- _TASK DETAILS_
Your task is to give the data again, exactly, with every line intact.

(Stored data entries)
____________________

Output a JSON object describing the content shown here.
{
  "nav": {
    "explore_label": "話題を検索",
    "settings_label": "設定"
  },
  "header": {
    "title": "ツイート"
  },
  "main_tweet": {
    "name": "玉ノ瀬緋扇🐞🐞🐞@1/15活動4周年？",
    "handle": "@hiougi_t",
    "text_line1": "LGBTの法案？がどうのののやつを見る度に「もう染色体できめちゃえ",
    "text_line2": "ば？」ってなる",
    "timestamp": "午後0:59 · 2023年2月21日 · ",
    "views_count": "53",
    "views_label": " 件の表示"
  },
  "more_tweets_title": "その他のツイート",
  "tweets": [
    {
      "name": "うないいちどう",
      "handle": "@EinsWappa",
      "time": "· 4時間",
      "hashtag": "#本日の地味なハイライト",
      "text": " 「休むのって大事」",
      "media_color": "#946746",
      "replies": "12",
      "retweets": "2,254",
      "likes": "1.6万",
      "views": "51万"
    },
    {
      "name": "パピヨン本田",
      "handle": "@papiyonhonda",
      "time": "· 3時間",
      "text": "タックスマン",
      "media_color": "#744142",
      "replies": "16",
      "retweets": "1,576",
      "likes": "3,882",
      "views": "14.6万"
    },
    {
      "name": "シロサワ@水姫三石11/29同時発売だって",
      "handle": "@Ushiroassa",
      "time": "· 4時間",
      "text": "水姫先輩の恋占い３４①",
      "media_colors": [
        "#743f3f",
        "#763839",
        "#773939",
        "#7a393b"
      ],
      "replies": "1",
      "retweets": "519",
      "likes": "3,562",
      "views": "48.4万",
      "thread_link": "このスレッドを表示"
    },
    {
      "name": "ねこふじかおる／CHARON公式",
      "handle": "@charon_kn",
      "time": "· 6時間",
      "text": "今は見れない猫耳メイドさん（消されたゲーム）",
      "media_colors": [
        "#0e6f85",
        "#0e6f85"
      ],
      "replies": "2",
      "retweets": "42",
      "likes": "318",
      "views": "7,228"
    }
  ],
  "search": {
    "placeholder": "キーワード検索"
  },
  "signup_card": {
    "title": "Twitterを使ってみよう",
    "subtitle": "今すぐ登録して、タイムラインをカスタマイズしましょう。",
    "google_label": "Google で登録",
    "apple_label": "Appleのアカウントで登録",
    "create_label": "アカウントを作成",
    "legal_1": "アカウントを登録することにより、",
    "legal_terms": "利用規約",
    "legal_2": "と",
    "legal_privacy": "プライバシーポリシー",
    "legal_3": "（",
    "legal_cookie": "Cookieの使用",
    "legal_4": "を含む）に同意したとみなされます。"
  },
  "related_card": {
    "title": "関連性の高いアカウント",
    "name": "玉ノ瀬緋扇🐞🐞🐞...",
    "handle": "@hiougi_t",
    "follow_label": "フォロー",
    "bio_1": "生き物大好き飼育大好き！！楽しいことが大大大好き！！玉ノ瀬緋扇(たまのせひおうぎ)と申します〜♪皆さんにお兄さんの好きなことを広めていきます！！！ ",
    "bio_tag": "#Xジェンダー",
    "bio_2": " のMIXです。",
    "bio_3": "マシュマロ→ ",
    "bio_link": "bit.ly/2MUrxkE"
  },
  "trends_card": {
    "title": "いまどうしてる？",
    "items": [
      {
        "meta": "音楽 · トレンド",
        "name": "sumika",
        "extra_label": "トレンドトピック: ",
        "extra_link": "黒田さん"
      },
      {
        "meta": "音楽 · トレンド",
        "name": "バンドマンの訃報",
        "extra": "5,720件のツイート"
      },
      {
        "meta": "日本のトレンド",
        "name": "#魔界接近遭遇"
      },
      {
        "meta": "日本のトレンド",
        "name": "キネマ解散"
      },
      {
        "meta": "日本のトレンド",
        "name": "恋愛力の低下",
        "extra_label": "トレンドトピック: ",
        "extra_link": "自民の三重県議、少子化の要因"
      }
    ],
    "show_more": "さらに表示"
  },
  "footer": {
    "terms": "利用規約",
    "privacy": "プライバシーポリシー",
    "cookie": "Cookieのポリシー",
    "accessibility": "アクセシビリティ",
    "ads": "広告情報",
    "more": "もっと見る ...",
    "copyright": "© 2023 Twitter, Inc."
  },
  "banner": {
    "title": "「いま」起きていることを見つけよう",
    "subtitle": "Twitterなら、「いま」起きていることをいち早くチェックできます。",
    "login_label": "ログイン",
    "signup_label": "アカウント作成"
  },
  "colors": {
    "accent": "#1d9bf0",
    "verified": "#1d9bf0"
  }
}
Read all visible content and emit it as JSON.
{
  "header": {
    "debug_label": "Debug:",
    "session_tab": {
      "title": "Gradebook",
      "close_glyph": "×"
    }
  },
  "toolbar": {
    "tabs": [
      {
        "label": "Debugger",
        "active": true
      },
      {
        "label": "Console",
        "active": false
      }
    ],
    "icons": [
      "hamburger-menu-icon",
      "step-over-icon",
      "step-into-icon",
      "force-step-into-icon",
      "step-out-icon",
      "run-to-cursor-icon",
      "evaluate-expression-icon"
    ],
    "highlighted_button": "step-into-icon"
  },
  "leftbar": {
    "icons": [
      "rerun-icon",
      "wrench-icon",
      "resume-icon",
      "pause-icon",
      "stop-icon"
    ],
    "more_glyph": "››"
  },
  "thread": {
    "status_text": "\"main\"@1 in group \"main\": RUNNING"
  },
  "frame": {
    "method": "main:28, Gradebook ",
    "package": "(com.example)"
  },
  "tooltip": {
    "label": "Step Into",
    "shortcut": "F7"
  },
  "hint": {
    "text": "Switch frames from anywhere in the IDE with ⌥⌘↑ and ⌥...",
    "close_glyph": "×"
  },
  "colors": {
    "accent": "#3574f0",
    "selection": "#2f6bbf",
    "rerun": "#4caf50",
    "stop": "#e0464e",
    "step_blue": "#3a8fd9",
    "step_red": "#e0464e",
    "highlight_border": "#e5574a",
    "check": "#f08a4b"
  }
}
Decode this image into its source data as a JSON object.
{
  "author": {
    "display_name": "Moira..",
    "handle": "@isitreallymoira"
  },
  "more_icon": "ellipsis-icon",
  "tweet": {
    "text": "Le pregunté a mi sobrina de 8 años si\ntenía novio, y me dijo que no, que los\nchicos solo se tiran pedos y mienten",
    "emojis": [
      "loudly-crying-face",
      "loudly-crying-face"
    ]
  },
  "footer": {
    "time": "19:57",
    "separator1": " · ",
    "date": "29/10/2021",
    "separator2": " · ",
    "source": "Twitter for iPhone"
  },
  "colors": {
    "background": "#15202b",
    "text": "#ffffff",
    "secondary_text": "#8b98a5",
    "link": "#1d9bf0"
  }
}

____________________

- _WRITTEN SOLUTION_
Output a JSON object describing the content shown here.
{
  "nav": {
    "explore_label": "話題を検索",
    "settings_label": "設定"
  },
  "header": {
    "title": "ツイート"
  },
  "main_tweet": {
    "name": "玉ノ瀬緋扇🐞🐞🐞@1/15活動4周年？",
    "handle": "@hiougi_t",
    "text_line1": "LGBTの法案？がどうのののやつを見る度に「もう染色体できめちゃえ",
    "text_line2": "ば？」ってなる",
    "timestamp": "午後0:59 · 2023年2月21日 · ",
    "views_count": "53",
    "views_label": " 件の表示"
  },
  "more_tweets_title": "その他のツイート",
  "tweets": [
    {
      "name": "うないいちどう",
      "handle": "@EinsWappa",
      "time": "· 4時間",
      "hashtag": "#本日の地味なハイライト",
      "text": " 「休むのって大事」",
      "media_color": "#946746",
      "replies": "12",
      "retweets": "2,254",
      "likes": "1.6万",
      "views": "51万"
    },
    {
      "name": "パピヨン本田",
      "handle": "@papiyonhonda",
      "time": "· 3時間",
      "text": "タックスマン",
      "media_color": "#744142",
      "replies": "16",
      "retweets": "1,576",
      "likes": "3,882",
      "views": "14.6万"
    },
    {
      "name": "シロサワ@水姫三石11/29同時発売だって",
      "handle": "@Ushiroassa",
      "time": "· 4時間",
      "text": "水姫先輩の恋占い３４①",
      "media_colors": [
        "#743f3f",
        "#763839",
        "#773939",
        "#7a393b"
      ],
      "replies": "1",
      "retweets": "519",
      "likes": "3,562",
      "views": "48.4万",
      "thread_link": "このスレッドを表示"
    },
    {
      "name": "ねこふじかおる／CHARON公式",
      "handle": "@charon_kn",
      "time": "· 6時間",
      "text": "今は見れない猫耳メイドさん（消されたゲーム）",
      "media_colors": [
        "#0e6f85",
        "#0e6f85"
      ],
      "replies": "2",
      "retweets": "42",
      "likes": "318",
      "views": "7,228"
    }
  ],
  "search": {
    "placeholder": "キーワード検索"
  },
  "signup_card": {
    "title": "Twitterを使ってみよう",
    "subtitle": "今すぐ登録して、タイムラインをカスタマイズしましょう。",
    "google_label": "Google で登録",
    "apple_label": "Appleのアカウントで登録",
    "create_label": "アカウントを作成",
    "legal_1": "アカウントを登録することにより、",
    "legal_terms": "利用規約",
    "legal_2": "と",
    "legal_privacy": "プライバシーポリシー",
    "legal_3": "（",
    "legal_cookie": "Cookieの使用",
    "legal_4": "を含む）に同意したとみなされます。"
  },
  "related_card": {
    "title": "関連性の高いアカウント",
    "name": "玉ノ瀬緋扇🐞🐞🐞...",
    "handle": "@hiougi_t",
    "follow_label": "フォロー",
    "bio_1": "生き物大好き飼育大好き！！楽しいことが大大大好き！！玉ノ瀬緋扇(たまのせひおうぎ)と申します〜♪皆さんにお兄さんの好きなことを広めていきます！！！ ",
    "bio_tag": "#Xジェンダー",
    "bio_2": " のMIXです。",
    "bio_3": "マシュマロ→ ",
    "bio_link": "bit.ly/2MUrxkE"
  },
  "trends_card": {
    "title": "いまどうしてる？",
    "items": [
      {
        "meta": "音楽 · トレンド",
        "name": "sumika",
        "extra_label": "トレンドトピック: ",
        "extra_link": "黒田さん"
      },
      {
        "meta": "音楽 · トレンド",
        "name": "バンドマンの訃報",
        "extra": "5,720件のツイート"
      },
      {
        "meta": "日本のトレンド",
        "name": "#魔界接近遭遇"
      },
      {
        "meta": "日本のトレンド",
        "name": "キネマ解散"
      },
      {
        "meta": "日本のトレンド",
        "name": "恋愛力の低下",
        "extra_label": "トレンドトピック: ",
        "extra_link": "自民の三重県議、少子化の要因"
      }
    ],
    "show_more": "さらに表示"
  },
  "footer": {
    "terms": "利用規約",
    "privacy": "プライバシーポリシー",
    "cookie": "Cookieのポリシー",
    "accessibility": "アクセシビリティ",
    "ads": "広告情報",
    "more": "もっと見る ...",
    "copyright": "© 2023 Twitter, Inc."
  },
  "banner": {
    "title": "「いま」起きていることを見つけよう",
    "subtitle": "Twitterなら、「いま」起きていることをいち早くチェックできます。",
    "login_label": "ログイン",
    "signup_label": "アカウント作成"
  },
  "colors": {
    "accent": "#1d9bf0",
    "verified": "#1d9bf0"
  }
}
Read all visible content and emit it as JSON.
{
  "header": {
    "debug_label": "Debug:",
    "session_tab": {
      "title": "Gradebook",
      "close_glyph": "×"
    }
  },
  "toolbar": {
    "tabs": [
      {
        "label": "Debugger",
        "active": true
      },
      {
        "label": "Console",
        "active": false
      }
    ],
    "icons": [
      "hamburger-menu-icon",
      "step-over-icon",
      "step-into-icon",
      "force-step-into-icon",
      "step-out-icon",
      "run-to-cursor-icon",
      "evaluate-expression-icon"
    ],
    "highlighted_button": "step-into-icon"
  },
  "leftbar": {
    "icons": [
      "rerun-icon",
      "wrench-icon",
      "resume-icon",
      "pause-icon",
      "stop-icon"
    ],
    "more_glyph": "››"
  },
  "thread": {
    "status_text": "\"main\"@1 in group \"main\": RUNNING"
  },
  "frame": {
    "method": "main:28, Gradebook ",
    "package": "(com.example)"
  },
  "tooltip": {
    "label": "Step Into",
    "shortcut": "F7"
  },
  "hint": {
    "text": "Switch frames from anywhere in the IDE with ⌥⌘↑ and ⌥...",
    "close_glyph": "×"
  },
  "colors": {
    "accent": "#3574f0",
    "selection": "#2f6bbf",
    "rerun": "#4caf50",
    "stop": "#e0464e",
    "step_blue": "#3a8fd9",
    "step_red": "#e0464e",
    "highlight_border": "#e5574a",
    "check": "#f08a4b"
  }
}
Decode this image into its source data as a JSON object.
{
  "author": {
    "display_name": "Moira..",
    "handle": "@isitreallymoira"
  },
  "more_icon": "ellipsis-icon",
  "tweet": {
    "text": "Le pregunté a mi sobrina de 8 años si\ntenía novio, y me dijo que no, que los\nchicos solo se tiran pedos y mienten",
    "emojis": [
      "loudly-crying-face",
      "loudly-crying-face"
    ]
  },
  "footer": {
    "time": "19:57",
    "separator1": " · ",
    "date": "29/10/2021",
    "separator2": " · ",
    "source": "Twitter for iPhone"
  },
  "colors": {
    "background": "#15202b",
    "text": "#ffffff",
    "secondary_text": "#8b98a5",
    "link": "#1d9bf0"
  }
}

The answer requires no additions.